| Job |
Repeat the listing in full. Nothing may be added or left out.
-- START Data shown --
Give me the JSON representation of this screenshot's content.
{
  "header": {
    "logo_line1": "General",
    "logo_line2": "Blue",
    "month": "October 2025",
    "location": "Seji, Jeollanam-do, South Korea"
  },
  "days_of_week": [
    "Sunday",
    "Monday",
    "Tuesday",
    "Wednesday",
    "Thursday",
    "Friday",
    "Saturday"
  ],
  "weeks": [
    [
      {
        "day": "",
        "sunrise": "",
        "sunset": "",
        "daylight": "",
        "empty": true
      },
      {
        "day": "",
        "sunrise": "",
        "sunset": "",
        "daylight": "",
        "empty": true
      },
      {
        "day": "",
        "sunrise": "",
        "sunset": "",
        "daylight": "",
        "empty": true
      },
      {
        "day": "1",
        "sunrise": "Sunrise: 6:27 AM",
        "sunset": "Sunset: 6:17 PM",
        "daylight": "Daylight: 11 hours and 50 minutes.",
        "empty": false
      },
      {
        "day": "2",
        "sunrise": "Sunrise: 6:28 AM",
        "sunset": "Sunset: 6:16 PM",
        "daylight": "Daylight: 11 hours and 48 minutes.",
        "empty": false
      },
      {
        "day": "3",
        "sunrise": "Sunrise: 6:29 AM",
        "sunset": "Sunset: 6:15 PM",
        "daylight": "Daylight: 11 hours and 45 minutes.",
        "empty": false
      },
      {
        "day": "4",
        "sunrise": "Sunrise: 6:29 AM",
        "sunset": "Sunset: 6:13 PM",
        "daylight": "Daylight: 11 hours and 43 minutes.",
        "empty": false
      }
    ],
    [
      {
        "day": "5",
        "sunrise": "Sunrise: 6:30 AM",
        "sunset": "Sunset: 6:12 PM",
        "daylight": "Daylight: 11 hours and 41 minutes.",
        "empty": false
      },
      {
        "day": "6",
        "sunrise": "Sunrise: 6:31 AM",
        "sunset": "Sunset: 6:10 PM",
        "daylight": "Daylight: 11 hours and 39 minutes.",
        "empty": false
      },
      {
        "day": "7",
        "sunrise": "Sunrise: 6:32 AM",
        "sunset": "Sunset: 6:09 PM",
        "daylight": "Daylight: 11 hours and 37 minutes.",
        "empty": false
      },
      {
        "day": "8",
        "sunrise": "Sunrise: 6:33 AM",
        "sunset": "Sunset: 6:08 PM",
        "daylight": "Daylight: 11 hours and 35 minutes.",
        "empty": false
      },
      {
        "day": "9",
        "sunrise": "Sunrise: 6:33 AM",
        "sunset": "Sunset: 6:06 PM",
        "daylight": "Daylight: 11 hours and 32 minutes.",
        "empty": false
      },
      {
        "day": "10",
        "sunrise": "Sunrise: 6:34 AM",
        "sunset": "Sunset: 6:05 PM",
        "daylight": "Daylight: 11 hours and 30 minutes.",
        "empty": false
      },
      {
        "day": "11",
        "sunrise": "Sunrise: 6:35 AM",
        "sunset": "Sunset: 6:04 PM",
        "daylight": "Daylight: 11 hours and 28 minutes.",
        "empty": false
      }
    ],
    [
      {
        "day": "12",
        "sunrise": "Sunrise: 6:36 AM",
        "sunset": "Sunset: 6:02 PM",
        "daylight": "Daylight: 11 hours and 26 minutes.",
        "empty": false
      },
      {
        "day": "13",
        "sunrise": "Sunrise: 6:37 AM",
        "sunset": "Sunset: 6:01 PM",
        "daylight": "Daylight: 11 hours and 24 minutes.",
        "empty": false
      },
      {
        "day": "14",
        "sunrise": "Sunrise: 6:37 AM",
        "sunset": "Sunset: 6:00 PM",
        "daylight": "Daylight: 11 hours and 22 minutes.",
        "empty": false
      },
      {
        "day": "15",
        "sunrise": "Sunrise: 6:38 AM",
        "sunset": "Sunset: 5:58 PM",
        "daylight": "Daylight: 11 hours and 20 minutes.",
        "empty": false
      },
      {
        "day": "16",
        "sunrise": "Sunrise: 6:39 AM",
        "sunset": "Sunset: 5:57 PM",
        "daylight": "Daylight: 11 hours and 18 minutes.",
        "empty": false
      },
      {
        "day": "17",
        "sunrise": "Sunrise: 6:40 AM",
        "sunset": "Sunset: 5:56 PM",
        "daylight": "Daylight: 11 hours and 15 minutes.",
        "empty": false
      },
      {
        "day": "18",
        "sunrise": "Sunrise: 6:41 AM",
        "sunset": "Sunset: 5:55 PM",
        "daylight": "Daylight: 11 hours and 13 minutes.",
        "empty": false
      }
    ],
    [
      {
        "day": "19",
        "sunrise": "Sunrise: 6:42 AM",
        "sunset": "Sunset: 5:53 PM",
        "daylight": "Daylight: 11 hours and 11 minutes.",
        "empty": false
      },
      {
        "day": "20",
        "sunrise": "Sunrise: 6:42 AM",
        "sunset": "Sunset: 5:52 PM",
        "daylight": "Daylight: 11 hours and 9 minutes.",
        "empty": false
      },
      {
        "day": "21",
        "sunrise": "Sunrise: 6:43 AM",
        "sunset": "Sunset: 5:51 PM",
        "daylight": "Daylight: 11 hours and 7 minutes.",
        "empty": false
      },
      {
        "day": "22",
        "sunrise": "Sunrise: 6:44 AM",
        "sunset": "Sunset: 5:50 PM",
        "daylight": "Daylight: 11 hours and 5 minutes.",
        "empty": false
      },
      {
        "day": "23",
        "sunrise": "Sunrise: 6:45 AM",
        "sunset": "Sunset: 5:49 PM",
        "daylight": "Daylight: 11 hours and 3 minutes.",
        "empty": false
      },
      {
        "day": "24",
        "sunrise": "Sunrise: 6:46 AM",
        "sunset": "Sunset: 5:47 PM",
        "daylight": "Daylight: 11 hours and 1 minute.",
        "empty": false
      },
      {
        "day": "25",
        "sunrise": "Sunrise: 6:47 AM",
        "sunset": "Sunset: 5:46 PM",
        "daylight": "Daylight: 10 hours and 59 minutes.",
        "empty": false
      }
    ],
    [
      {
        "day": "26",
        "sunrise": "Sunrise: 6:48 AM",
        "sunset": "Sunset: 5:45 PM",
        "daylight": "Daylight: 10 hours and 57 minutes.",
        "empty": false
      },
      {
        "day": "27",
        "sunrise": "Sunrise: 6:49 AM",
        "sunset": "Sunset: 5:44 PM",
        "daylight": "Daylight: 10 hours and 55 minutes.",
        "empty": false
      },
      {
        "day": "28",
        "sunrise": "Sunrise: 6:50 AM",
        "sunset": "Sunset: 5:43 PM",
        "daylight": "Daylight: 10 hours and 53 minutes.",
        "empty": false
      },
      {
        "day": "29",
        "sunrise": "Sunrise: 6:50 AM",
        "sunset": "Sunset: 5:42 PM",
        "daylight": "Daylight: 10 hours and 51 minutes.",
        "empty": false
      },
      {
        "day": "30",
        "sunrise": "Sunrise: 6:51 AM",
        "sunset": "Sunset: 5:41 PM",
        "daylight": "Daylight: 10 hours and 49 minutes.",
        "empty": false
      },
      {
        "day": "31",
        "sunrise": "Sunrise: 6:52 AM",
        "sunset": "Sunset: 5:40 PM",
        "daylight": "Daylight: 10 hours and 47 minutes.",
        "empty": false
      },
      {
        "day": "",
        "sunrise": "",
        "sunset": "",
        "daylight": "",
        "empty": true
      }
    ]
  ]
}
-- END Data shown --
| Answer to this problem |
Give me the JSON representation of this screenshot's content.
{
  "header": {
    "logo_line1": "General",
    "logo_line2": "Blue",
    "month": "October 2025",
    "location": "Seji, Jeollanam-do, South Korea"
  },
  "days_of_week": [
    "Sunday",
    "Monday",
    "Tuesday",
    "Wednesday",
    "Thursday",
    "Friday",
    "Saturday"
  ],
  "weeks": [
    [
      {
        "day": "",
        "sunrise": "",
        "sunset": "",
        "daylight": "",
        "empty": true
      },
      {
        "day": "",
        "sunrise": "",
        "sunset": "",
        "daylight": "",
        "empty": true
      },
      {
        "day": "",
        "sunrise": "",
        "sunset": "",
        "daylight": "",
        "empty": true
      },
      {
        "day": "1",
        "sunrise": "Sunrise: 6:27 AM",
        "sunset": "Sunset: 6:17 PM",
        "daylight": "Daylight: 11 hours and 50 minutes.",
        "empty": false
      },
      {
        "day": "2",
        "sunrise": "Sunrise: 6:28 AM",
        "sunset": "Sunset: 6:16 PM",
        "daylight": "Daylight: 11 hours and 48 minutes.",
        "empty": false
      },
      {
        "day": "3",
        "sunrise": "Sunrise: 6:29 AM",
        "sunset": "Sunset: 6:15 PM",
        "daylight": "Daylight: 11 hours and 45 minutes.",
        "empty": false
      },
      {
        "day": "4",
        "sunrise": "Sunrise: 6:29 AM",
        "sunset": "Sunset: 6:13 PM",
        "daylight": "Daylight: 11 hours and 43 minutes.",
        "empty": false
      }
    ],
    [
      {
        "day": "5",
        "sunrise": "Sunrise: 6:30 AM",
        "sunset": "Sunset: 6:12 PM",
        "daylight": "Daylight: 11 hours and 41 minutes.",
        "empty": false
      },
      {
        "day": "6",
        "sunrise": "Sunrise: 6:31 AM",
        "sunset": "Sunset: 6:10 PM",
        "daylight": "Daylight: 11 hours and 39 minutes.",
        "empty": false
      },
      {
        "day": "7",
        "sunrise": "Sunrise: 6:32 AM",
        "sunset": "Sunset: 6:09 PM",
        "daylight": "Daylight: 11 hours and 37 minutes.",
        "empty": false
      },
      {
        "day": "8",
        "sunrise": "Sunrise: 6:33 AM",
        "sunset": "Sunset: 6:08 PM",
        "daylight": "Daylight: 11 hours and 35 minutes.",
        "empty": false
      },
      {
        "day": "9",
        "sunrise": "Sunrise: 6:33 AM",
        "sunset": "Sunset: 6:06 PM",
        "daylight": "Daylight: 11 hours and 32 minutes.",
        "empty": false
      },
      {
        "day": "10",
        "sunrise": "Sunrise: 6:34 AM",
        "sunset": "Sunset: 6:05 PM",
        "daylight": "Daylight: 11 hours and 30 minutes.",
        "empty": false
      },
      {
        "day": "11",
        "sunrise": "Sunrise: 6:35 AM",
        "sunset": "Sunset: 6:04 PM",
        "daylight": "Daylight: 11 hours and 28 minutes.",
        "empty": false
      }
    ],
    [
      {
        "day": "12",
        "sunrise": "Sunrise: 6:36 AM",
        "sunset": "Sunset: 6:02 PM",
        "daylight": "Daylight: 11 hours and 26 minutes.",
        "empty": false
      },
      {
        "day": "13",
        "sunrise": "Sunrise: 6:37 AM",
        "sunset": "Sunset: 6:01 PM",
        "daylight": "Daylight: 11 hours and 24 minutes.",
        "empty": false
      },
      {
        "day": "14",
        "sunrise": "Sunrise: 6:37 AM",
        "sunset": "Sunset: 6:00 PM",
        "daylight": "Daylight: 11 hours and 22 minutes.",
        "empty": false
      },
      {
        "day": "15",
        "sunrise": "Sunrise: 6:38 AM",
        "sunset": "Sunset: 5:58 PM",
        "daylight": "Daylight: 11 hours and 20 minutes.",
        "empty": false
      },
      {
        "day": "16",
        "sunrise": "Sunrise: 6:39 AM",
        "sunset": "Sunset: 5:57 PM",
        "daylight": "Daylight: 11 hours and 18 minutes.",
        "empty": false
      },
      {
        "day": "17",
        "sunrise": "Sunrise: 6:40 AM",
        "sunset": "Sunset: 5:56 PM",
        "daylight": "Daylight: 11 hours and 15 minutes.",
        "empty": false
      },
      {
        "day": "18",
        "sunrise": "Sunrise: 6:41 AM",
        "sunset": "Sunset: 5:55 PM",
        "daylight": "Daylight: 11 hours and 13 minutes.",
        "empty": false
      }
    ],
    [
      {
        "day": "19",
        "sunrise": "Sunrise: 6:42 AM",
        "sunset": "Sunset: 5:53 PM",
        "daylight": "Daylight: 11 hours and 11 minutes.",
        "empty": false
      },
      {
        "day": "20",
        "sunrise": "Sunrise: 6:42 AM",
        "sunset": "Sunset: 5:52 PM",
        "daylight": "Daylight: 11 hours and 9 minutes.",
        "empty": false
      },
      {
        "day": "21",
        "sunrise": "Sunrise: 6:43 AM",
        "sunset": "Sunset: 5:51 PM",
        "daylight": "Daylight: 11 hours and 7 minutes.",
        "empty": false
      },
      {
        "day": "22",
        "sunrise": "Sunrise: 6:44 AM",
        "sunset": "Sunset: 5:50 PM",
        "daylight": "Daylight: 11 hours and 5 minutes.",
        "empty": false
      },
      {
        "day": "23",
        "sunrise": "Sunrise: 6:45 AM",
        "sunset": "Sunset: 5:49 PM",
        "daylight": "Daylight: 11 hours and 3 minutes.",
        "empty": false
      },
      {
        "day": "24",
        "sunrise": "Sunrise: 6:46 AM",
        "sunset": "Sunset: 5:47 PM",
        "daylight": "Daylight: 11 hours and 1 minute.",
        "empty": false
      },
      {
        "day": "25",
        "sunrise": "Sunrise: 6:47 AM",
        "sunset": "Sunset: 5:46 PM",
        "daylight": "Daylight: 10 hours and 59 minutes.",
        "empty": false
      }
    ],
    [
      {
        "day": "26",
        "sunrise": "Sunrise: 6:48 AM",
        "sunset": "Sunset: 5:45 PM",
        "daylight": "Daylight: 10 hours and 57 minutes.",
        "empty": false
      },
      {
        "day": "27",
        "sunrise": "Sunrise: 6:49 AM",
        "sunset": "Sunset: 5:44 PM",
        "daylight": "Daylight: 10 hours and 55 minutes.",
        "empty": false
      },
      {
        "day": "28",
        "sunrise": "Sunrise: 6:50 AM",
        "sunset": "Sunset: 5:43 PM",
        "daylight": "Daylight: 10 hours and 53 minutes.",
        "empty": false
      },
      {
        "day": "29",
        "sunrise": "Sunrise: 6:50 AM",
        "sunset": "Sunset: 5:42 PM",
        "daylight": "Daylight: 10 hours and 51 minutes.",
        "empty": false
      },
      {
        "day": "30",
        "sunrise": "Sunrise: 6:51 AM",
        "sunset": "Sunset: 5:41 PM",
        "daylight": "Daylight: 10 hours and 49 minutes.",
        "empty": false
      },
      {
        "day": "31",
        "sunrise": "Sunrise: 6:52 AM",
        "sunset": "Sunset: 5:40 PM",
        "daylight": "Daylight: 10 hours and 47 minutes.",
        "empty": false
      },
      {
        "day": "",
        "sunrise": "",
        "sunset": "",
        "daylight": "",
        "empty": true
      }
    ]
  ]
}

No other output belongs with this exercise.